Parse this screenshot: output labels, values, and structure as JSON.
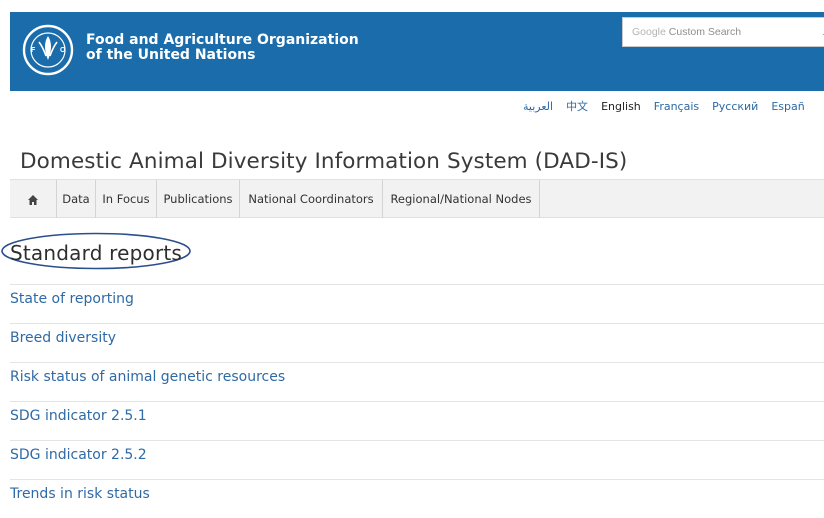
{
  "header": {
    "org_name_line1": "Food and Agriculture Organization",
    "org_name_line2": "of the United Nations",
    "logo_text": "FAO",
    "search": {
      "brand_google": "Google",
      "brand_custom": "Custom Search"
    }
  },
  "languages": [
    {
      "label": "العربية",
      "active": false
    },
    {
      "label": "中文",
      "active": false
    },
    {
      "label": "English",
      "active": true
    },
    {
      "label": "Français",
      "active": false
    },
    {
      "label": "Русский",
      "active": false
    },
    {
      "label": "Españ",
      "active": false
    }
  ],
  "site_title": "Domestic Animal Diversity Information System (DAD-IS)",
  "nav": {
    "home_icon": "home-icon",
    "items": [
      "Data",
      "In Focus",
      "Publications",
      "National Coordinators",
      "Regional/National Nodes"
    ]
  },
  "section_title": "Standard reports",
  "reports": [
    "State of reporting",
    "Breed diversity",
    "Risk status of animal genetic resources",
    "SDG indicator 2.5.1",
    "SDG indicator 2.5.2",
    "Trends in risk status"
  ],
  "colors": {
    "header_bg": "#1a6cab",
    "link": "#2f6aa6",
    "annotation": "#2a4f8a"
  }
}
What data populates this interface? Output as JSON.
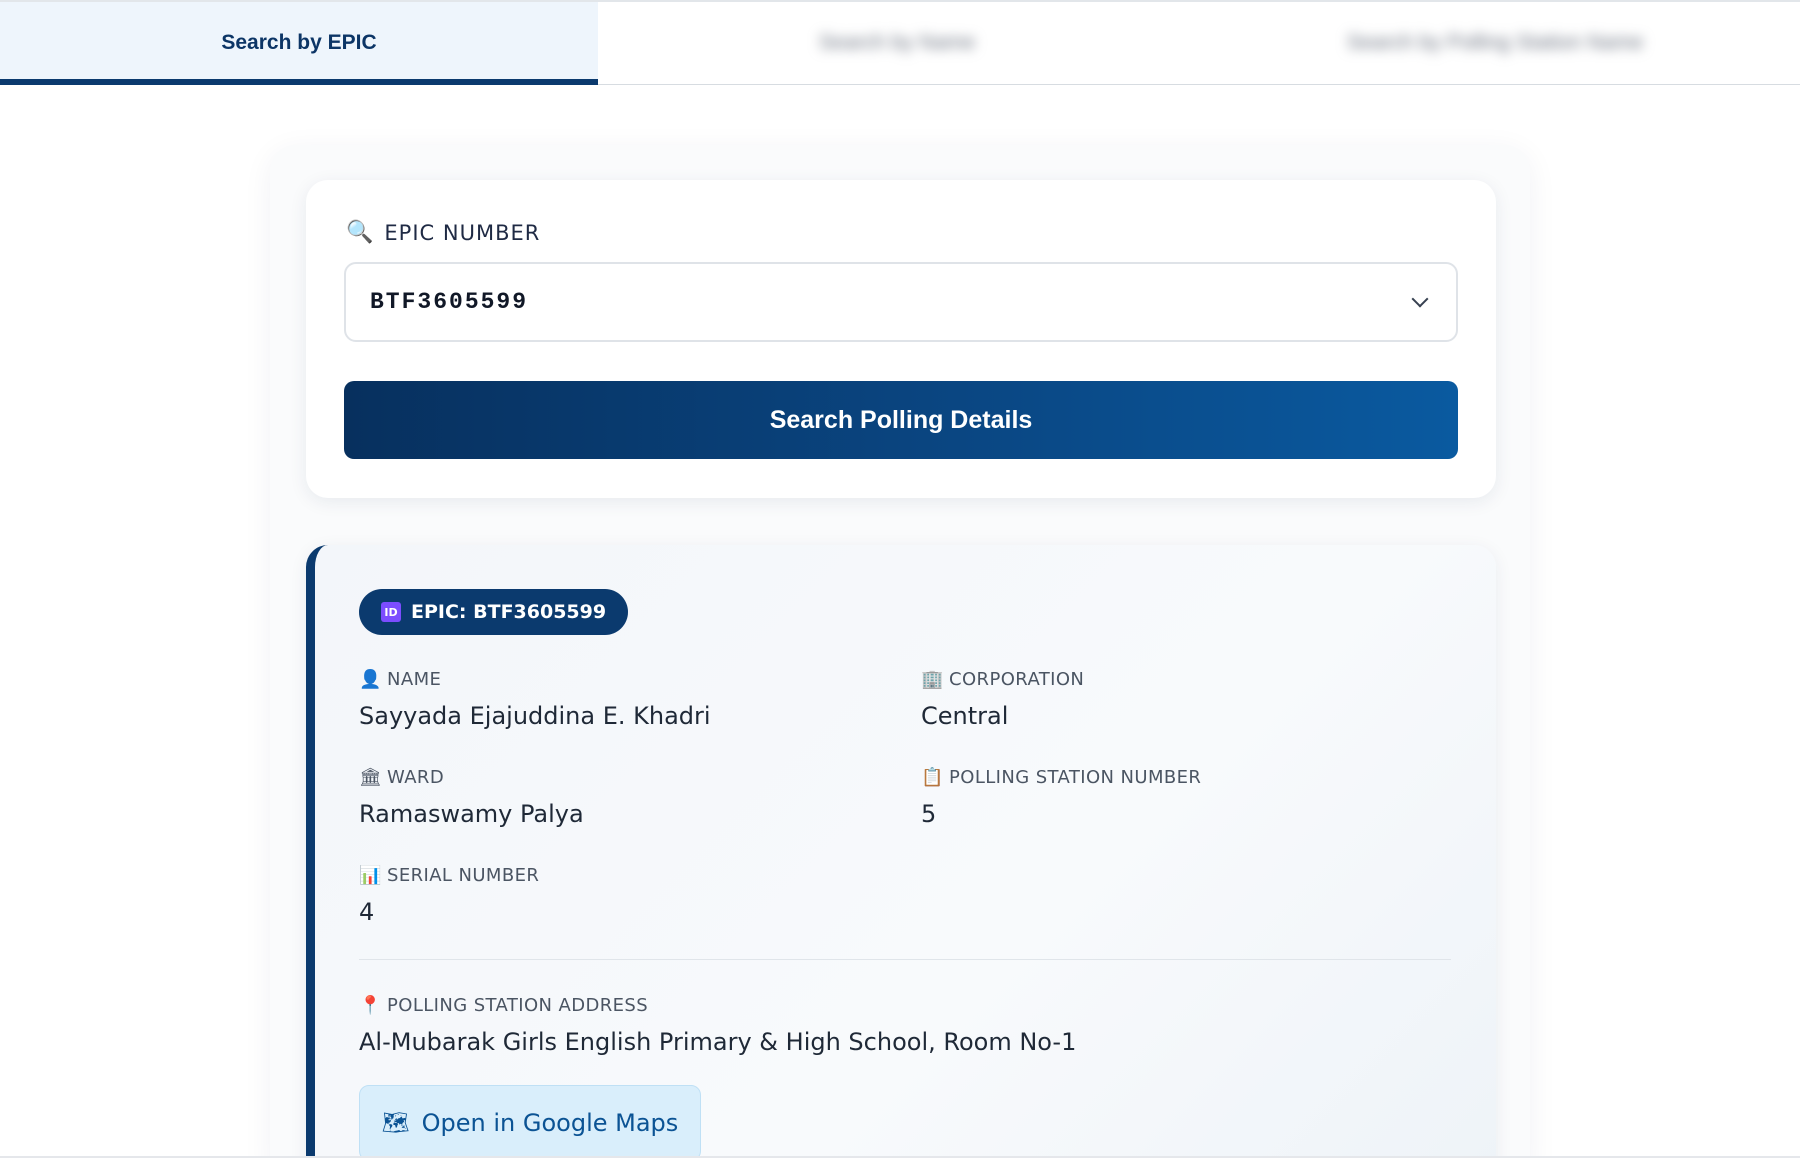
{
  "tabs": [
    {
      "label": "Search by EPIC",
      "active": true
    },
    {
      "label": "Search by Name",
      "active": false
    },
    {
      "label": "Search by Polling Station Name",
      "active": false
    }
  ],
  "search": {
    "field_label": "EPIC NUMBER",
    "selected_value": "BTF3605599",
    "button_label": "Search Polling Details"
  },
  "result": {
    "badge": "EPIC: BTF3605599",
    "name_label": "NAME",
    "name_value": "Sayyada Ejajuddina E. Khadri",
    "corporation_label": "CORPORATION",
    "corporation_value": "Central",
    "ward_label": "WARD",
    "ward_value": "Ramaswamy Palya",
    "ps_number_label": "POLLING STATION NUMBER",
    "ps_number_value": "5",
    "serial_label": "SERIAL NUMBER",
    "serial_value": "4",
    "address_label": "POLLING STATION ADDRESS",
    "address_value": "Al-Mubarak Girls English Primary & High School, Room No-1",
    "maps_button_label": "Open in Google Maps"
  },
  "icons": {
    "search": "magnifier-icon",
    "id": "id-card-icon",
    "name": "person-icon",
    "corporation": "office-building-icon",
    "ward": "classical-building-icon",
    "ps_number": "clipboard-icon",
    "serial": "bar-chart-icon",
    "address": "pin-icon",
    "maps": "map-icon"
  },
  "colors": {
    "primary": "#0b3a6e",
    "active_tab_bg": "#eef5fc",
    "maps_button_bg": "#d9eefb"
  }
}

Exercise task: Return from the data every line that holds "EPIC".

Exercise solution:
      "label": "Search by EPIC",
    "field_label": "EPIC NUMBER",
    "badge": "EPIC: BTF3605599",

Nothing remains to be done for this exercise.